**REQUIRED WORK**
Locate each line with the string "AServer" in the listing below and copy it.

┌──

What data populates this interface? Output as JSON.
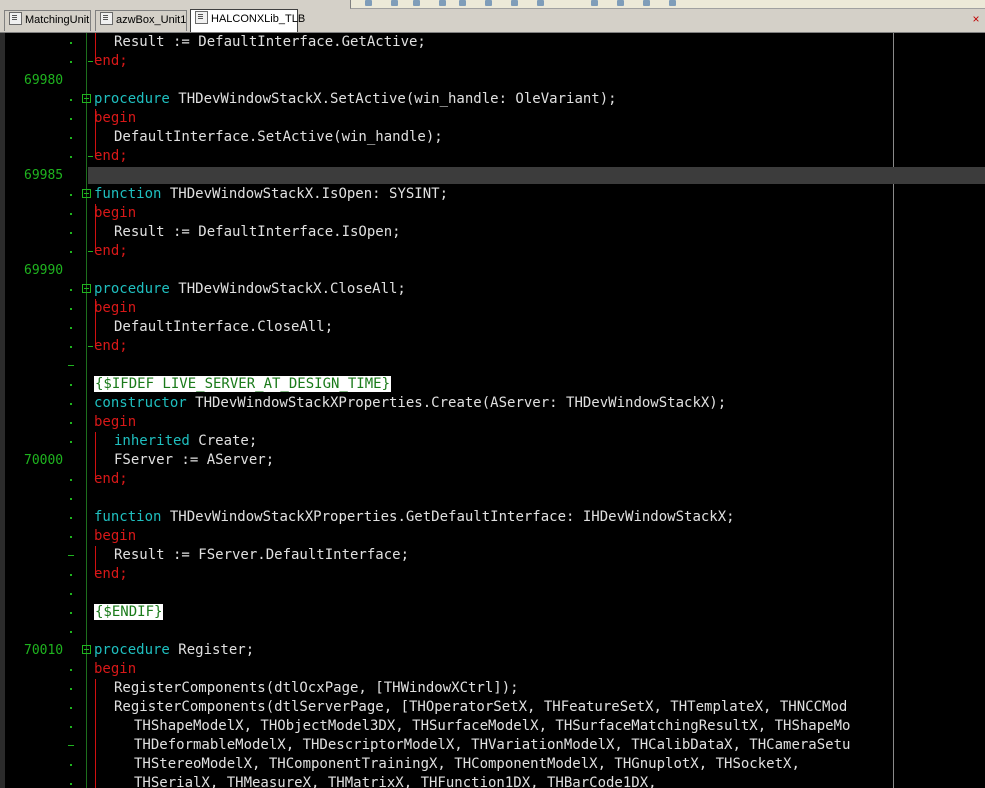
{
  "tabs": [
    {
      "label": "MatchingUnit",
      "active": false
    },
    {
      "label": "azwBox_Unit1",
      "active": false
    },
    {
      "label": "HALCONXLib_TLB",
      "active": true
    }
  ],
  "close_label": "×",
  "editor": {
    "line_numbers": {
      "l69980": "69980",
      "l69985": "69985",
      "l69990": "69990",
      "l70000": "70000",
      "l70010": "70010"
    },
    "code": {
      "c01": "Result := DefaultInterface.GetActive;",
      "c02": "end;",
      "c04a": "procedure",
      "c04b": " THDevWindowStackX.SetActive(win_handle: OleVariant);",
      "c05": "begin",
      "c06": "DefaultInterface.SetActive(win_handle);",
      "c07": "end;",
      "c09a": "function",
      "c09b": " THDevWindowStackX.IsOpen: SYSINT;",
      "c10": "begin",
      "c11": "Result := DefaultInterface.IsOpen;",
      "c12": "end;",
      "c14a": "procedure",
      "c14b": " THDevWindowStackX.CloseAll;",
      "c15": "begin",
      "c16": "DefaultInterface.CloseAll;",
      "c17": "end;",
      "c19": "{$IFDEF LIVE_SERVER_AT_DESIGN_TIME}",
      "c20a": "constructor",
      "c20b": " THDevWindowStackXProperties.Create(AServer: THDevWindowStackX);",
      "c21": "begin",
      "c22a": "inherited",
      "c22b": " Create;",
      "c23": "FServer := AServer;",
      "c24": "end;",
      "c26a": "function",
      "c26b": " THDevWindowStackXProperties.GetDefaultInterface: IHDevWindowStackX;",
      "c27": "begin",
      "c28": "Result := FServer.DefaultInterface;",
      "c29": "end;",
      "c31": "{$ENDIF}",
      "c33a": "procedure",
      "c33b": " Register;",
      "c34": "begin",
      "c35": "RegisterComponents(dtlOcxPage, [THWindowXCtrl]);",
      "c36": "RegisterComponents(dtlServerPage, [THOperatorSetX, THFeatureSetX, THTemplateX, THNCCMod",
      "c37": "THShapeModelX, THObjectModel3DX, THSurfaceModelX, THSurfaceMatchingResultX, THShapeMo",
      "c38": "THDeformableModelX, THDescriptorModelX, THVariationModelX, THCalibDataX, THCameraSetu",
      "c39": "THStereoModelX, THComponentTrainingX, THComponentModelX, THGnuplotX, THSocketX,",
      "c40": "THSerialX, THMeasureX, THMatrixX, THFunction1DX, THBarCode1DX,"
    }
  }
}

└──

**RESPONSE TO THE EXERCISE**
      "c20b": " THDevWindowStackXProperties.Create(AServer: THDevWindowStackX);",
      "c23": "FServer := AServer;",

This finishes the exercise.